__DIRECTIVE__: Starting at the line with "Read the values" and stopping at the final line, retype the data below exactly; do not carry over any pictures.

__DATA IN THIS EXERCISE__:
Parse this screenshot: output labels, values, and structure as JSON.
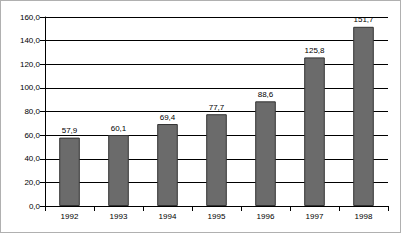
{
  "chart_data": {
    "type": "bar",
    "categories": [
      "1992",
      "1993",
      "1994",
      "1995",
      "1996",
      "1997",
      "1998"
    ],
    "values": [
      57.9,
      60.1,
      69.4,
      77.7,
      88.6,
      125.8,
      151.7
    ],
    "value_labels": [
      "57,9",
      "60,1",
      "69,4",
      "77,7",
      "88,6",
      "125,8",
      "151,7"
    ],
    "color": "#6b6b6b",
    "ylim": [
      0,
      160
    ],
    "yticks": [
      {
        "value": 0,
        "label": "0,0"
      },
      {
        "value": 20,
        "label": "20,0"
      },
      {
        "value": 40,
        "label": "40,0"
      },
      {
        "value": 60,
        "label": "60,0"
      },
      {
        "value": 80,
        "label": "80,0"
      },
      {
        "value": 100,
        "label": "100,0"
      },
      {
        "value": 120,
        "label": "120,0"
      },
      {
        "value": 140,
        "label": "140,0"
      },
      {
        "value": 160,
        "label": "160,0"
      }
    ],
    "grid": true,
    "data_labels": true
  }
}
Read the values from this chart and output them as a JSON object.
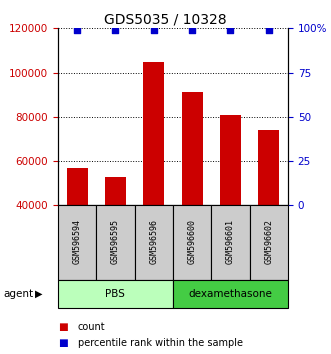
{
  "title": "GDS5035 / 10328",
  "samples": [
    "GSM596594",
    "GSM596595",
    "GSM596596",
    "GSM596600",
    "GSM596601",
    "GSM596602"
  ],
  "counts": [
    57000,
    53000,
    105000,
    91000,
    81000,
    74000
  ],
  "percentiles": [
    99,
    99,
    99,
    99,
    99,
    99
  ],
  "ylim_left": [
    40000,
    120000
  ],
  "ylim_right": [
    0,
    100
  ],
  "bar_color": "#cc0000",
  "dot_color": "#0000cc",
  "groups": [
    {
      "label": "PBS",
      "start": 0,
      "end": 3,
      "color": "#bbffbb"
    },
    {
      "label": "dexamethasone",
      "start": 3,
      "end": 6,
      "color": "#44cc44"
    }
  ],
  "yticks_left": [
    40000,
    60000,
    80000,
    100000,
    120000
  ],
  "yticks_right": [
    0,
    25,
    50,
    75,
    100
  ],
  "ytick_labels_right": [
    "0",
    "25",
    "50",
    "75",
    "100%"
  ],
  "agent_label": "agent",
  "legend_count_label": "count",
  "legend_pct_label": "percentile rank within the sample",
  "sample_box_color": "#cccccc",
  "title_fontsize": 10,
  "tick_fontsize": 7.5,
  "bar_width": 0.55
}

__COMPLETE OUTPUT__:
Read the values from this chart and output them as a JSON object.
{
  "title": "GDS5035 / 10328",
  "samples": [
    "GSM596594",
    "GSM596595",
    "GSM596596",
    "GSM596600",
    "GSM596601",
    "GSM596602"
  ],
  "counts": [
    57000,
    53000,
    105000,
    91000,
    81000,
    74000
  ],
  "percentiles": [
    99,
    99,
    99,
    99,
    99,
    99
  ],
  "ylim_left": [
    40000,
    120000
  ],
  "ylim_right": [
    0,
    100
  ],
  "bar_color": "#cc0000",
  "dot_color": "#0000cc",
  "groups": [
    {
      "label": "PBS",
      "start": 0,
      "end": 3,
      "color": "#bbffbb"
    },
    {
      "label": "dexamethasone",
      "start": 3,
      "end": 6,
      "color": "#44cc44"
    }
  ],
  "yticks_left": [
    40000,
    60000,
    80000,
    100000,
    120000
  ],
  "yticks_right": [
    0,
    25,
    50,
    75,
    100
  ],
  "ytick_labels_right": [
    "0",
    "25",
    "50",
    "75",
    "100%"
  ],
  "agent_label": "agent",
  "legend_count_label": "count",
  "legend_pct_label": "percentile rank within the sample",
  "sample_box_color": "#cccccc",
  "title_fontsize": 10,
  "tick_fontsize": 7.5,
  "bar_width": 0.55
}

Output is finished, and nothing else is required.